> **CHALLENGE**
Repeat everything in the material exactly.
[Start]
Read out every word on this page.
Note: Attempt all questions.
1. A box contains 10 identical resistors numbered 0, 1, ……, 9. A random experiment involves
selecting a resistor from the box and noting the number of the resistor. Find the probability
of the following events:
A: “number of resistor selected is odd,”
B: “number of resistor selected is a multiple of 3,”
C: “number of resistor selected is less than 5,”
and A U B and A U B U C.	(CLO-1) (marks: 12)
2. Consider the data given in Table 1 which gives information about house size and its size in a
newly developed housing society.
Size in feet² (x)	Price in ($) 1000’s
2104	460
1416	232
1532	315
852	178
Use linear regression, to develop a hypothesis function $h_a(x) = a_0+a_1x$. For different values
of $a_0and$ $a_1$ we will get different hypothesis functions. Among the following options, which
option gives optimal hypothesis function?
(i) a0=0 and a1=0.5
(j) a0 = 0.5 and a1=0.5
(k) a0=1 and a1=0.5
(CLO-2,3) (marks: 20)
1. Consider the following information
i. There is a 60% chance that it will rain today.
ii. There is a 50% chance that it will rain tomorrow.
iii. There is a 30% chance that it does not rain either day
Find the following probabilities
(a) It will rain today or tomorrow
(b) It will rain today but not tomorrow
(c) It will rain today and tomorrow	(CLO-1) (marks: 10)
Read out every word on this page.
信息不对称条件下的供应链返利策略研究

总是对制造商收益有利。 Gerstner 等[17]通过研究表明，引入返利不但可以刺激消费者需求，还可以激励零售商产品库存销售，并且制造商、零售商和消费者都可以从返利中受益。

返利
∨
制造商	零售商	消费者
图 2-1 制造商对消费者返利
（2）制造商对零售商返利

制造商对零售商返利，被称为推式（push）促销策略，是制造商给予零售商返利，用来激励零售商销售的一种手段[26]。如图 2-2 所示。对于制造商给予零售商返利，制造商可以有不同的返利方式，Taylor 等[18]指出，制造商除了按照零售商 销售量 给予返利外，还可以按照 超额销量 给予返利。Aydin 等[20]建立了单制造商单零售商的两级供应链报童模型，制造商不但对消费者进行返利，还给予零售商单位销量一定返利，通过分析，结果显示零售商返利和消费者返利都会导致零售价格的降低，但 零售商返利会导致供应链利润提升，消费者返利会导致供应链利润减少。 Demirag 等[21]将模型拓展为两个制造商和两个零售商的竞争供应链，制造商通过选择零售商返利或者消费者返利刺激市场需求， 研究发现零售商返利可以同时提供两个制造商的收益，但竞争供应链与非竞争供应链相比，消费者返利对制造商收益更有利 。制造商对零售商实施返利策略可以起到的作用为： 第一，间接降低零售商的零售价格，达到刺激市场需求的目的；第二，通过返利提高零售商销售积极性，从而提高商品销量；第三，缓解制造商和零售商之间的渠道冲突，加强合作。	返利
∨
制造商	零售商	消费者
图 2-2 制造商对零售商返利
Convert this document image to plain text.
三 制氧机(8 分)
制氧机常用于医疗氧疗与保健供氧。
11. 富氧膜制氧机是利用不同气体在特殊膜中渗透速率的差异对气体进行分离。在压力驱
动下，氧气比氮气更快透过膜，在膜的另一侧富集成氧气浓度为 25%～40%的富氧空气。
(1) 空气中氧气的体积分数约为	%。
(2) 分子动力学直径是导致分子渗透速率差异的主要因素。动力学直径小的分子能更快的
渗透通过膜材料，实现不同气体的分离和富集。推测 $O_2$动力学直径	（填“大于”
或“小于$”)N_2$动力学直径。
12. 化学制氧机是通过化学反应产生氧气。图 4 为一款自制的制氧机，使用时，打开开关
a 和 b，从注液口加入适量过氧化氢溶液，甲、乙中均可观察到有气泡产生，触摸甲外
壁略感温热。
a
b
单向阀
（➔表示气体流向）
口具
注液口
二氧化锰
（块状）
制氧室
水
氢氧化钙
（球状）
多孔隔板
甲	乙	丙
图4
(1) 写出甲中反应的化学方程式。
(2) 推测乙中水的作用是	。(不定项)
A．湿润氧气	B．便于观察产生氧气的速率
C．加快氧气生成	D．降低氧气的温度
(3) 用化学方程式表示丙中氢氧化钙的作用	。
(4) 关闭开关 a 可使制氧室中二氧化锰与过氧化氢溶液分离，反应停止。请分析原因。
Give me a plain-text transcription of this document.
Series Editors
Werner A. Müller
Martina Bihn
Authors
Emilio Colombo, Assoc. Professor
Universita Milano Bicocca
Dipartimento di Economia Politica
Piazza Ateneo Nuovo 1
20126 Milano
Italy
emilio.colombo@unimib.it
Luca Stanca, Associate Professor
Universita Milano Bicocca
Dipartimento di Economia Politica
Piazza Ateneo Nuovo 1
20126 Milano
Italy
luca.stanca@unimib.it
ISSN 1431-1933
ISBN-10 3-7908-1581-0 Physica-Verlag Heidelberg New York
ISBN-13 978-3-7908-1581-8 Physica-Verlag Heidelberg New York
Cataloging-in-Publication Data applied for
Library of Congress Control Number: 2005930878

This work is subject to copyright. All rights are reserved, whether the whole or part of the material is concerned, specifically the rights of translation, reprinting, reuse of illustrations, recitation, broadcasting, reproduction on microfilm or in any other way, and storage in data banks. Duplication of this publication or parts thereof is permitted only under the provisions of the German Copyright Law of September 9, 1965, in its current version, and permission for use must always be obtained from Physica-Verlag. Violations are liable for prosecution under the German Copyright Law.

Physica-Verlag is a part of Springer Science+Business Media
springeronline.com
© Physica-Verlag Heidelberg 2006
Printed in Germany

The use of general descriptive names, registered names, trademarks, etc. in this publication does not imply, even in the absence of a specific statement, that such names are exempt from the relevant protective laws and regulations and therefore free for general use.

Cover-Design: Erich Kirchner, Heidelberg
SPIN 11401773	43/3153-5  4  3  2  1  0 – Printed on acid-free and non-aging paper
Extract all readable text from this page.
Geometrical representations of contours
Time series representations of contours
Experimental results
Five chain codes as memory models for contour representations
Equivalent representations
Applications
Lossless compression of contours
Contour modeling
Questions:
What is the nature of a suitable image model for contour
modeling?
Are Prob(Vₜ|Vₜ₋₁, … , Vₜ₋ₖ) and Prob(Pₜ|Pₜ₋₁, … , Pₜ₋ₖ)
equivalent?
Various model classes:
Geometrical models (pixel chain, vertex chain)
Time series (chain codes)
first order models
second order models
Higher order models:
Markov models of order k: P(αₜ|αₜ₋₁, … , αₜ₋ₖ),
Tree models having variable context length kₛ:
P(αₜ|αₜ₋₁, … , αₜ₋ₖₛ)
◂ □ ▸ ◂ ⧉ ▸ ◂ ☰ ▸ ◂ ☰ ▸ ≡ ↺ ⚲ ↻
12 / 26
[End]
> **ANSWER TO THE PROBLEM**
Read out every word on this page.
Note: Attempt all questions.
1. A box contains 10 identical resistors numbered 0, 1, ……, 9. A random experiment involves
selecting a resistor from the box and noting the number of the resistor. Find the probability
of the following events:
A: “number of resistor selected is odd,”
B: “number of resistor selected is a multiple of 3,”
C: “number of resistor selected is less than 5,”
and A U B and A U B U C.	(CLO-1) (marks: 12)
2. Consider the data given in Table 1 which gives information about house size and its size in a
newly developed housing society.
Size in feet² (x)	Price in ($) 1000’s
2104	460
1416	232
1532	315
852	178
Use linear regression, to develop a hypothesis function $h_a(x) = a_0+a_1x$. For different values
of $a_0and$ $a_1$ we will get different hypothesis functions. Among the following options, which
option gives optimal hypothesis function?
(i) a0=0 and a1=0.5
(j) a0 = 0.5 and a1=0.5
(k) a0=1 and a1=0.5
(CLO-2,3) (marks: 20)
1. Consider the following information
i. There is a 60% chance that it will rain today.
ii. There is a 50% chance that it will rain tomorrow.
iii. There is a 30% chance that it does not rain either day
Find the following probabilities
(a) It will rain today or tomorrow
(b) It will rain today but not tomorrow
(c) It will rain today and tomorrow	(CLO-1) (marks: 10)
Read out every word on this page.
信息不对称条件下的供应链返利策略研究

总是对制造商收益有利。 Gerstner 等[17]通过研究表明，引入返利不但可以刺激消费者需求，还可以激励零售商产品库存销售，并且制造商、零售商和消费者都可以从返利中受益。

返利
∨
制造商	零售商	消费者
图 2-1 制造商对消费者返利
（2）制造商对零售商返利

制造商对零售商返利，被称为推式（push）促销策略，是制造商给予零售商返利，用来激励零售商销售的一种手段[26]。如图 2-2 所示。对于制造商给予零售商返利，制造商可以有不同的返利方式，Taylor 等[18]指出，制造商除了按照零售商 销售量 给予返利外，还可以按照 超额销量 给予返利。Aydin 等[20]建立了单制造商单零售商的两级供应链报童模型，制造商不但对消费者进行返利，还给予零售商单位销量一定返利，通过分析，结果显示零售商返利和消费者返利都会导致零售价格的降低，但 零售商返利会导致供应链利润提升，消费者返利会导致供应链利润减少。 Demirag 等[21]将模型拓展为两个制造商和两个零售商的竞争供应链，制造商通过选择零售商返利或者消费者返利刺激市场需求， 研究发现零售商返利可以同时提供两个制造商的收益，但竞争供应链与非竞争供应链相比，消费者返利对制造商收益更有利 。制造商对零售商实施返利策略可以起到的作用为： 第一，间接降低零售商的零售价格，达到刺激市场需求的目的；第二，通过返利提高零售商销售积极性，从而提高商品销量；第三，缓解制造商和零售商之间的渠道冲突，加强合作。	返利
∨
制造商	零售商	消费者
图 2-2 制造商对零售商返利
Convert this document image to plain text.
三 制氧机(8 分)
制氧机常用于医疗氧疗与保健供氧。
11. 富氧膜制氧机是利用不同气体在特殊膜中渗透速率的差异对气体进行分离。在压力驱
动下，氧气比氮气更快透过膜，在膜的另一侧富集成氧气浓度为 25%～40%的富氧空气。
(1) 空气中氧气的体积分数约为	%。
(2) 分子动力学直径是导致分子渗透速率差异的主要因素。动力学直径小的分子能更快的
渗透通过膜材料，实现不同气体的分离和富集。推测 $O_2$动力学直径	（填“大于”
或“小于$”)N_2$动力学直径。
12. 化学制氧机是通过化学反应产生氧气。图 4 为一款自制的制氧机，使用时，打开开关
a 和 b，从注液口加入适量过氧化氢溶液，甲、乙中均可观察到有气泡产生，触摸甲外
壁略感温热。
a
b
单向阀
（➔表示气体流向）
口具
注液口
二氧化锰
（块状）
制氧室
水
氢氧化钙
（球状）
多孔隔板
甲	乙	丙
图4
(1) 写出甲中反应的化学方程式。
(2) 推测乙中水的作用是	。(不定项)
A．湿润氧气	B．便于观察产生氧气的速率
C．加快氧气生成	D．降低氧气的温度
(3) 用化学方程式表示丙中氢氧化钙的作用	。
(4) 关闭开关 a 可使制氧室中二氧化锰与过氧化氢溶液分离，反应停止。请分析原因。
Give me a plain-text transcription of this document.
Series Editors
Werner A. Müller
Martina Bihn
Authors
Emilio Colombo, Assoc. Professor
Universita Milano Bicocca
Dipartimento di Economia Politica
Piazza Ateneo Nuovo 1
20126 Milano
Italy
emilio.colombo@unimib.it
Luca Stanca, Associate Professor
Universita Milano Bicocca
Dipartimento di Economia Politica
Piazza Ateneo Nuovo 1
20126 Milano
Italy
luca.stanca@unimib.it
ISSN 1431-1933
ISBN-10 3-7908-1581-0 Physica-Verlag Heidelberg New York
ISBN-13 978-3-7908-1581-8 Physica-Verlag Heidelberg New York
Cataloging-in-Publication Data applied for
Library of Congress Control Number: 2005930878

This work is subject to copyright. All rights are reserved, whether the whole or part of the material is concerned, specifically the rights of translation, reprinting, reuse of illustrations, recitation, broadcasting, reproduction on microfilm or in any other way, and storage in data banks. Duplication of this publication or parts thereof is permitted only under the provisions of the German Copyright Law of September 9, 1965, in its current version, and permission for use must always be obtained from Physica-Verlag. Violations are liable for prosecution under the German Copyright Law.

Physica-Verlag is a part of Springer Science+Business Media
springeronline.com
© Physica-Verlag Heidelberg 2006
Printed in Germany

The use of general descriptive names, registered names, trademarks, etc. in this publication does not imply, even in the absence of a specific statement, that such names are exempt from the relevant protective laws and regulations and therefore free for general use.

Cover-Design: Erich Kirchner, Heidelberg
SPIN 11401773	43/3153-5  4  3  2  1  0 – Printed on acid-free and non-aging paper
Extract all readable text from this page.
Geometrical representations of contours
Time series representations of contours
Experimental results
Five chain codes as memory models for contour representations
Equivalent representations
Applications
Lossless compression of contours
Contour modeling
Questions:
What is the nature of a suitable image model for contour
modeling?
Are Prob(Vₜ|Vₜ₋₁, … , Vₜ₋ₖ) and Prob(Pₜ|Pₜ₋₁, … , Pₜ₋ₖ)
equivalent?
Various model classes:
Geometrical models (pixel chain, vertex chain)
Time series (chain codes)
first order models
second order models
Higher order models:
Markov models of order k: P(αₜ|αₜ₋₁, … , αₜ₋ₖ),
Tree models having variable context length kₛ:
P(αₜ|αₜ₋₁, … , αₜ₋ₖₛ)
◂ □ ▸ ◂ ⧉ ▸ ◂ ☰ ▸ ◂ ☰ ▸ ≡ ↺ ⚲ ↻
12 / 26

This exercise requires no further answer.